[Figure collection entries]
········

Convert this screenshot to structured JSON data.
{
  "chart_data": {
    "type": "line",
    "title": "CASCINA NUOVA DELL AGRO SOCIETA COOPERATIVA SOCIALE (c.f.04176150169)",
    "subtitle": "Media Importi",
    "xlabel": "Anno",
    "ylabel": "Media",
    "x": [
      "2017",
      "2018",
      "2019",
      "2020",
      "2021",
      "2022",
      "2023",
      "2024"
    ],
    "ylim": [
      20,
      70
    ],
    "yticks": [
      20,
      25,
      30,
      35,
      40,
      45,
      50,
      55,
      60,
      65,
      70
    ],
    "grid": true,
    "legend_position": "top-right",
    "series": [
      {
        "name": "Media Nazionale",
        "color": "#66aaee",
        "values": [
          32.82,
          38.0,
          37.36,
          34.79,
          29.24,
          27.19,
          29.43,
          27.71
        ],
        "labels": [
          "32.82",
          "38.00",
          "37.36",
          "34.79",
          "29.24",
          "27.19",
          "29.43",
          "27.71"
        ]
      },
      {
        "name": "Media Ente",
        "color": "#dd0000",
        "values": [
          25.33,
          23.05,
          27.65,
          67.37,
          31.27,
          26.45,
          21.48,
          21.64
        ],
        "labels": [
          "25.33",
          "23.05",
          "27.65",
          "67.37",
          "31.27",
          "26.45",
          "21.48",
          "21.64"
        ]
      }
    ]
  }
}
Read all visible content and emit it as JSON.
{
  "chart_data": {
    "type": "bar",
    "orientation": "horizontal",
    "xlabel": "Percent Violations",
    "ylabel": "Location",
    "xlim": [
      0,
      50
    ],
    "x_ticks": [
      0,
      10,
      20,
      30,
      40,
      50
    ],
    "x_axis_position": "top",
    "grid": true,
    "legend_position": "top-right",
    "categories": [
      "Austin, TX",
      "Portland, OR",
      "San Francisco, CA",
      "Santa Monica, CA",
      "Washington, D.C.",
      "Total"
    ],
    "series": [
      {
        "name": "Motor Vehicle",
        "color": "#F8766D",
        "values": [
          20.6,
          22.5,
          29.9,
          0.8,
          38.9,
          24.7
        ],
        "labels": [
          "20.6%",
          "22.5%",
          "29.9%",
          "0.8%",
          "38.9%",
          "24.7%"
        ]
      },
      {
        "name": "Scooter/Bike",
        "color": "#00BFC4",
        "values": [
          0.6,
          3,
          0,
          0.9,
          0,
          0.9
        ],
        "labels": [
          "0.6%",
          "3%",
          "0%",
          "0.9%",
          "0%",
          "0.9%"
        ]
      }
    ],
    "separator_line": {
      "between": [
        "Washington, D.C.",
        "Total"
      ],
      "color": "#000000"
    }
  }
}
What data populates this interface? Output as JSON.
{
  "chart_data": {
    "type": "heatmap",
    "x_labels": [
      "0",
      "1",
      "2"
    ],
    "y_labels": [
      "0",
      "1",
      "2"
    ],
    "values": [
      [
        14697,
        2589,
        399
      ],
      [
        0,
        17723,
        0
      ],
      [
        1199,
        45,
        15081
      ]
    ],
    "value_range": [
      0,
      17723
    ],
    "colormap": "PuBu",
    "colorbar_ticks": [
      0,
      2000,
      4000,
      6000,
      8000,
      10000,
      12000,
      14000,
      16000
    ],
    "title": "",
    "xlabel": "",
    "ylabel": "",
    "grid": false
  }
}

········

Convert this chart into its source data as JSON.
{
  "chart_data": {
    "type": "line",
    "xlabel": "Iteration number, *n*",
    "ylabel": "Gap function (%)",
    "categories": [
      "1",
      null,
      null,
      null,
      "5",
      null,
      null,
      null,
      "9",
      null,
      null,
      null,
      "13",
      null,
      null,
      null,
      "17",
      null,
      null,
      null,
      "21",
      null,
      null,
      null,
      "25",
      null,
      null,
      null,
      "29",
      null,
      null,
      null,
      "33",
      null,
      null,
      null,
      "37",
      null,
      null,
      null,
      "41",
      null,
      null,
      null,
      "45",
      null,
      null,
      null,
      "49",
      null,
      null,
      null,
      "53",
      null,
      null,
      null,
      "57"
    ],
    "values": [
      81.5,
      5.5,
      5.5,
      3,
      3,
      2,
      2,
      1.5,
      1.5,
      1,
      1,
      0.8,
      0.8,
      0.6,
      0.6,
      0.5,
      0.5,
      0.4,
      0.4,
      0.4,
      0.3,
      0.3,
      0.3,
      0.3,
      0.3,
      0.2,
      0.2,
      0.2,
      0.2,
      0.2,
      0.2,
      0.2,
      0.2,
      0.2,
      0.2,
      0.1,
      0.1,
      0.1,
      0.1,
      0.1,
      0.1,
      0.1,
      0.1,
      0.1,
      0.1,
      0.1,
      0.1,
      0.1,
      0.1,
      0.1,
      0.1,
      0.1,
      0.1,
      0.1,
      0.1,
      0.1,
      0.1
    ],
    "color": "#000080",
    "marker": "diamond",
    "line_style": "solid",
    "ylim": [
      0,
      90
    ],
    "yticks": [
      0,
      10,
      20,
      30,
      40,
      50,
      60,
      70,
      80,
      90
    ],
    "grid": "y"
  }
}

········

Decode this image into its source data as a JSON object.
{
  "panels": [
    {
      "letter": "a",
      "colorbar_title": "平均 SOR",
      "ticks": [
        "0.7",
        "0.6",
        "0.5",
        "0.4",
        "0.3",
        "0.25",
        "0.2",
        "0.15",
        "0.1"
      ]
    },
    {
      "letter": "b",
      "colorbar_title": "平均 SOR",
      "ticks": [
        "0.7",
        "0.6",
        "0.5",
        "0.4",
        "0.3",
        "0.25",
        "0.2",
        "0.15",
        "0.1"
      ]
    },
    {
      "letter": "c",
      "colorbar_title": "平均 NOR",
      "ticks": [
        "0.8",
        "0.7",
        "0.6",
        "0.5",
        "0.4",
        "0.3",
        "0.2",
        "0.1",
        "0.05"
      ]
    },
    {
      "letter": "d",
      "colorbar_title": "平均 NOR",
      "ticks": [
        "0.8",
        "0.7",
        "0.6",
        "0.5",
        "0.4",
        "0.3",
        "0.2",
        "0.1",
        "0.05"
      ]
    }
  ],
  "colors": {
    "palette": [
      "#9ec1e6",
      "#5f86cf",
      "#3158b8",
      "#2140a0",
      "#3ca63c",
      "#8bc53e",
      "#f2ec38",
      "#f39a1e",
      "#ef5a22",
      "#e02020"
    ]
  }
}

········

Locate all lines holding the word "JSON", then copy them out.

Convert this screenshot to structured JSON data.
Read all visible content and emit it as JSON.
What data populates this interface? Output as JSON.
Convert this chart into its source data as JSON.
Decode this image into its source data as a JSON object.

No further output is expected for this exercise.